■ Set exercise ■
Images do not belong in the copy. Retype all the entries below exactly.

****

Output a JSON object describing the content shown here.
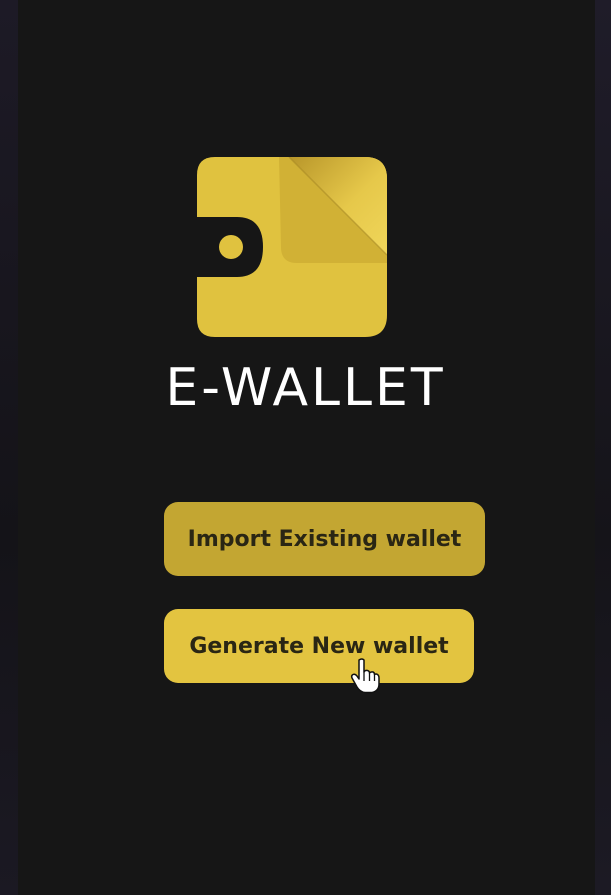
{
  "app": {
    "title": "E-WALLET"
  },
  "logo": {
    "icon": "wallet-icon",
    "color": "#e0c23f"
  },
  "actions": {
    "import_label": "Import Existing wallet",
    "generate_label": "Generate New wallet"
  },
  "pointer": {
    "icon": "hand-pointer-icon"
  },
  "colors": {
    "background": "#161616",
    "accent": "#e3c440",
    "accent_muted": "#c3a632",
    "button_text": "#2a2614",
    "title_text": "#ffffff"
  }
}
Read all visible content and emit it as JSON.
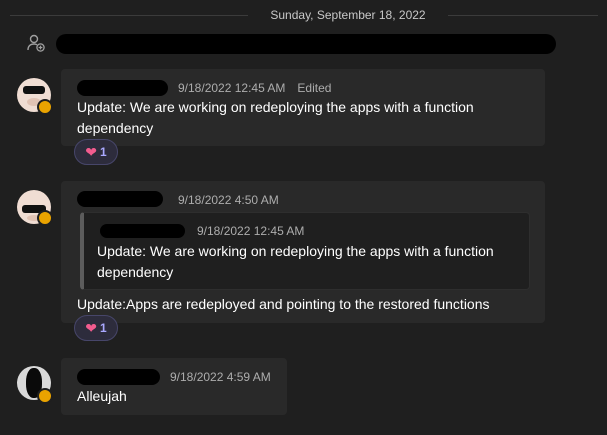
{
  "date_divider": "Sunday, September 18, 2022",
  "messages": [
    {
      "timestamp": "9/18/2022 12:45 AM",
      "edited": "Edited",
      "text_lines": [
        "Update: We are working on redeploying the apps with a function",
        "dependency"
      ],
      "reaction": {
        "icon": "heart-icon",
        "count": "1"
      }
    },
    {
      "timestamp": "9/18/2022 4:50 AM",
      "quote": {
        "timestamp": "9/18/2022 12:45 AM",
        "text_lines": [
          "Update: We are working on redeploying the apps with a function",
          "dependency"
        ]
      },
      "text": "Update:Apps are redeployed and pointing to the restored functions",
      "reaction": {
        "icon": "heart-icon",
        "count": "1"
      }
    },
    {
      "timestamp": "9/18/2022 4:59 AM",
      "text": "Alleujah"
    }
  ],
  "colors": {
    "background": "#1f1f1f",
    "bubble": "#292929",
    "status_away": "#eaa300",
    "reaction_count": "#aaa9ff",
    "heart": "#f25c8f"
  }
}
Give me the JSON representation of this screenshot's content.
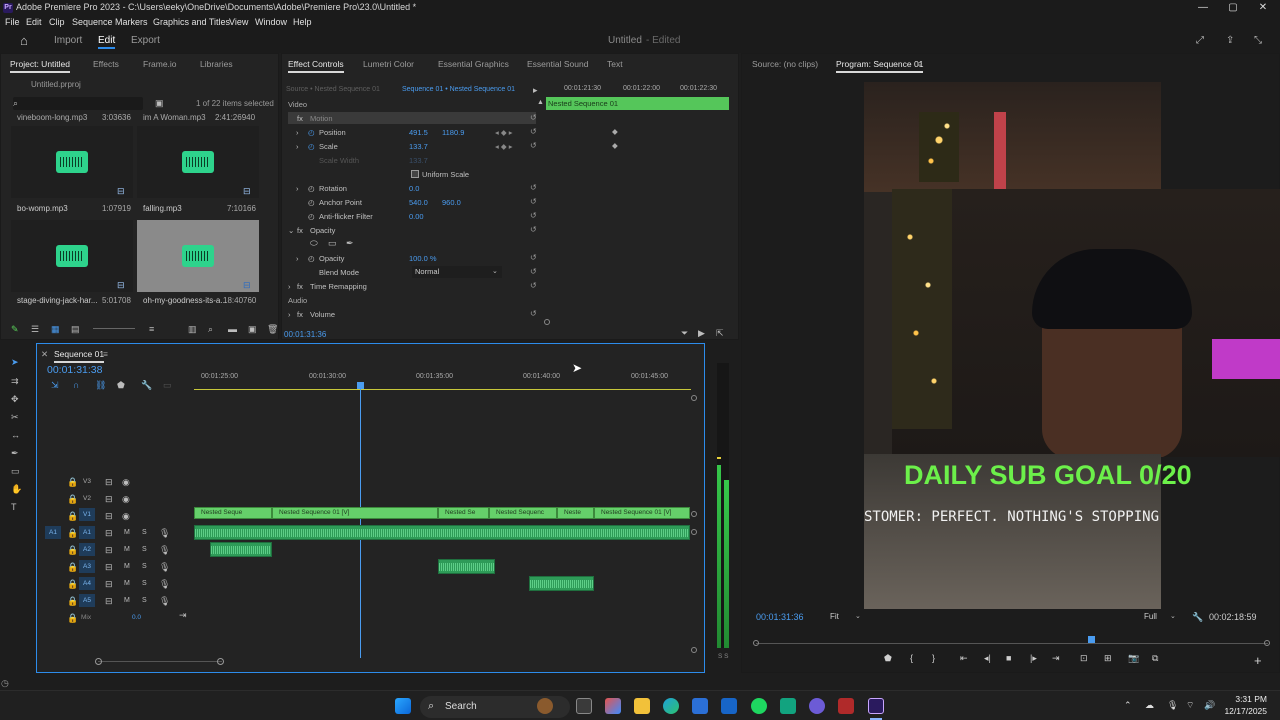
{
  "window": {
    "title": "Adobe Premiere Pro 2023 - C:\\Users\\eeky\\OneDrive\\Documents\\Adobe\\Premiere Pro\\23.0\\Untitled *",
    "logo": "Pr",
    "min": "—",
    "max": "▢",
    "close": "✕"
  },
  "menu": [
    "File",
    "Edit",
    "Clip",
    "Sequence",
    "Markers",
    "Graphics and Titles",
    "View",
    "Window",
    "Help"
  ],
  "workspace": {
    "import": "Import",
    "edit": "Edit",
    "export": "Export",
    "project_name": "Untitled",
    "status": "- Edited"
  },
  "project": {
    "tabs": [
      "Project: Untitled",
      "Effects",
      "Frame.io",
      "Libraries"
    ],
    "file": "Untitled.prproj",
    "count": "1 of 22 items selected",
    "items": [
      {
        "name": "vineboom-long.mp3",
        "dur": "3:03636"
      },
      {
        "name": "im A Woman.mp3",
        "dur": "2:41:26940"
      },
      {
        "name": "bo-womp.mp3",
        "dur": "1:07919"
      },
      {
        "name": "falling.mp3",
        "dur": "7:10166"
      },
      {
        "name": "stage-diving-jack-har...",
        "dur": "5:01708"
      },
      {
        "name": "oh-my-goodness-its-a...",
        "dur": "18:40760"
      }
    ]
  },
  "effect_controls": {
    "tabs": [
      "Effect Controls",
      "Lumetri Color",
      "Essential Graphics",
      "Essential Sound",
      "Text"
    ],
    "source": "Source • Nested Sequence 01",
    "sequence": "Sequence 01 • Nested Sequence 01",
    "ruler": [
      "00:01:21:30",
      "00:01:22:00",
      "00:01:22:30"
    ],
    "clip_label": "Nested Sequence 01",
    "video_header": "Video",
    "motion": "Motion",
    "position": {
      "label": "Position",
      "x": "491.5",
      "y": "1180.9"
    },
    "scale": {
      "label": "Scale",
      "v": "133.7"
    },
    "scale_width": {
      "label": "Scale Width",
      "v": "133.7"
    },
    "uniform": "Uniform Scale",
    "rotation": {
      "label": "Rotation",
      "v": "0.0"
    },
    "anchor": {
      "label": "Anchor Point",
      "x": "540.0",
      "y": "960.0"
    },
    "antiflicker": {
      "label": "Anti-flicker Filter",
      "v": "0.00"
    },
    "opacity_group": "Opacity",
    "opacity": {
      "label": "Opacity",
      "v": "100.0 %"
    },
    "blend": {
      "label": "Blend Mode",
      "v": "Normal"
    },
    "time_remap": "Time Remapping",
    "audio_header": "Audio",
    "volume": "Volume",
    "timecode": "00:01:31:36"
  },
  "source_monitor": {
    "tab": "Source: (no clips)"
  },
  "program": {
    "tab": "Program: Sequence 01",
    "overlay_title": "DAILY SUB GOAL 0/20",
    "caption": "STOMER: PERFECT. NOTHING'S STOPPING ME TONI",
    "timecode": "00:01:31:36",
    "fit": "Fit",
    "quality": "Full",
    "duration": "00:02:18:59"
  },
  "timeline": {
    "tab": "Sequence 01",
    "timecode": "00:01:31:38",
    "ruler": [
      "00:01:25:00",
      "00:01:30:00",
      "00:01:35:00",
      "00:01:40:00",
      "00:01:45:00"
    ],
    "tracks_v": [
      "V3",
      "V2",
      "V1"
    ],
    "tracks_a": [
      "A1",
      "A2",
      "A3",
      "A4",
      "A5"
    ],
    "mix": "Mix",
    "mix_val": "0.0",
    "clips": [
      "Nested Seque",
      "Nested Sequence 01 [V]",
      "Nested Se",
      "Nested Sequenc",
      "Neste",
      "Nested Sequence 01 [V]"
    ],
    "meter_label": "S S"
  },
  "taskbar": {
    "search": "Search",
    "time": "3:31 PM",
    "date": "12/17/2025"
  },
  "colors": {
    "accent": "#2d8ceb",
    "green_clip": "#65d06a",
    "audio_clip": "#2e9b58",
    "subgoal": "#6cf04a"
  }
}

****

■ Solution to this problem ■
Output a JSON object describing the content shown here.
{
  "app": {
    "title": "E-WALLET"
  },
  "logo": {
    "icon": "wallet-icon",
    "color": "#e0c23f"
  },
  "actions": {
    "import_label": "Import Existing wallet",
    "generate_label": "Generate New wallet"
  },
  "pointer": {
    "icon": "hand-pointer-icon"
  },
  "colors": {
    "background": "#161616",
    "accent": "#e3c440",
    "accent_muted": "#c3a632",
    "button_text": "#2a2614",
    "title_text": "#ffffff"
  }
}
Read all visible content and emit it as JSON.
{
  "date_divider": "Sunday, September 18, 2022",
  "messages": [
    {
      "timestamp": "9/18/2022 12:45 AM",
      "edited": "Edited",
      "text_lines": [
        "Update: We are working on redeploying the apps with a function",
        "dependency"
      ],
      "reaction": {
        "icon": "heart-icon",
        "count": "1"
      }
    },
    {
      "timestamp": "9/18/2022 4:50 AM",
      "quote": {
        "timestamp": "9/18/2022 12:45 AM",
        "text_lines": [
          "Update: We are working on redeploying the apps with a function",
          "dependency"
        ]
      },
      "text": "Update:Apps are redeployed and pointing to the restored functions",
      "reaction": {
        "icon": "heart-icon",
        "count": "1"
      }
    },
    {
      "timestamp": "9/18/2022 4:59 AM",
      "text": "Alleujah"
    }
  ],
  "colors": {
    "background": "#1f1f1f",
    "bubble": "#292929",
    "status_away": "#eaa300",
    "reaction_count": "#aaa9ff",
    "heart": "#f25c8f"
  }
}
Give me the JSON representation of this screenshot's content.
{
  "window": {
    "title": "Adobe Premiere Pro 2023 - C:\\Users\\eeky\\OneDrive\\Documents\\Adobe\\Premiere Pro\\23.0\\Untitled *",
    "logo": "Pr",
    "min": "—",
    "max": "▢",
    "close": "✕"
  },
  "menu": [
    "File",
    "Edit",
    "Clip",
    "Sequence",
    "Markers",
    "Graphics and Titles",
    "View",
    "Window",
    "Help"
  ],
  "workspace": {
    "import": "Import",
    "edit": "Edit",
    "export": "Export",
    "project_name": "Untitled",
    "status": "- Edited"
  },
  "project": {
    "tabs": [
      "Project: Untitled",
      "Effects",
      "Frame.io",
      "Libraries"
    ],
    "file": "Untitled.prproj",
    "count": "1 of 22 items selected",
    "items": [
      {
        "name": "vineboom-long.mp3",
        "dur": "3:03636"
      },
      {
        "name": "im A Woman.mp3",
        "dur": "2:41:26940"
      },
      {
        "name": "bo-womp.mp3",
        "dur": "1:07919"
      },
      {
        "name": "falling.mp3",
        "dur": "7:10166"
      },
      {
        "name": "stage-diving-jack-har...",
        "dur": "5:01708"
      },
      {
        "name": "oh-my-goodness-its-a...",
        "dur": "18:40760"
      }
    ]
  },
  "effect_controls": {
    "tabs": [
      "Effect Controls",
      "Lumetri Color",
      "Essential Graphics",
      "Essential Sound",
      "Text"
    ],
    "source": "Source • Nested Sequence 01",
    "sequence": "Sequence 01 • Nested Sequence 01",
    "ruler": [
      "00:01:21:30",
      "00:01:22:00",
      "00:01:22:30"
    ],
    "clip_label": "Nested Sequence 01",
    "video_header": "Video",
    "motion": "Motion",
    "position": {
      "label": "Position",
      "x": "491.5",
      "y": "1180.9"
    },
    "scale": {
      "label": "Scale",
      "v": "133.7"
    },
    "scale_width": {
      "label": "Scale Width",
      "v": "133.7"
    },
    "uniform": "Uniform Scale",
    "rotation": {
      "label": "Rotation",
      "v": "0.0"
    },
    "anchor": {
      "label": "Anchor Point",
      "x": "540.0",
      "y": "960.0"
    },
    "antiflicker": {
      "label": "Anti-flicker Filter",
      "v": "0.00"
    },
    "opacity_group": "Opacity",
    "opacity": {
      "label": "Opacity",
      "v": "100.0 %"
    },
    "blend": {
      "label": "Blend Mode",
      "v": "Normal"
    },
    "time_remap": "Time Remapping",
    "audio_header": "Audio",
    "volume": "Volume",
    "timecode": "00:01:31:36"
  },
  "source_monitor": {
    "tab": "Source: (no clips)"
  },
  "program": {
    "tab": "Program: Sequence 01",
    "overlay_title": "DAILY SUB GOAL 0/20",
    "caption": "STOMER: PERFECT. NOTHING'S STOPPING ME TONI",
    "timecode": "00:01:31:36",
    "fit": "Fit",
    "quality": "Full",
    "duration": "00:02:18:59"
  },
  "timeline": {
    "tab": "Sequence 01",
    "timecode": "00:01:31:38",
    "ruler": [
      "00:01:25:00",
      "00:01:30:00",
      "00:01:35:00",
      "00:01:40:00",
      "00:01:45:00"
    ],
    "tracks_v": [
      "V3",
      "V2",
      "V1"
    ],
    "tracks_a": [
      "A1",
      "A2",
      "A3",
      "A4",
      "A5"
    ],
    "mix": "Mix",
    "mix_val": "0.0",
    "clips": [
      "Nested Seque",
      "Nested Sequence 01 [V]",
      "Nested Se",
      "Nested Sequenc",
      "Neste",
      "Nested Sequence 01 [V]"
    ],
    "meter_label": "S S"
  },
  "taskbar": {
    "search": "Search",
    "time": "3:31 PM",
    "date": "12/17/2025"
  },
  "colors": {
    "accent": "#2d8ceb",
    "green_clip": "#65d06a",
    "audio_clip": "#2e9b58",
    "subgoal": "#6cf04a"
  }
}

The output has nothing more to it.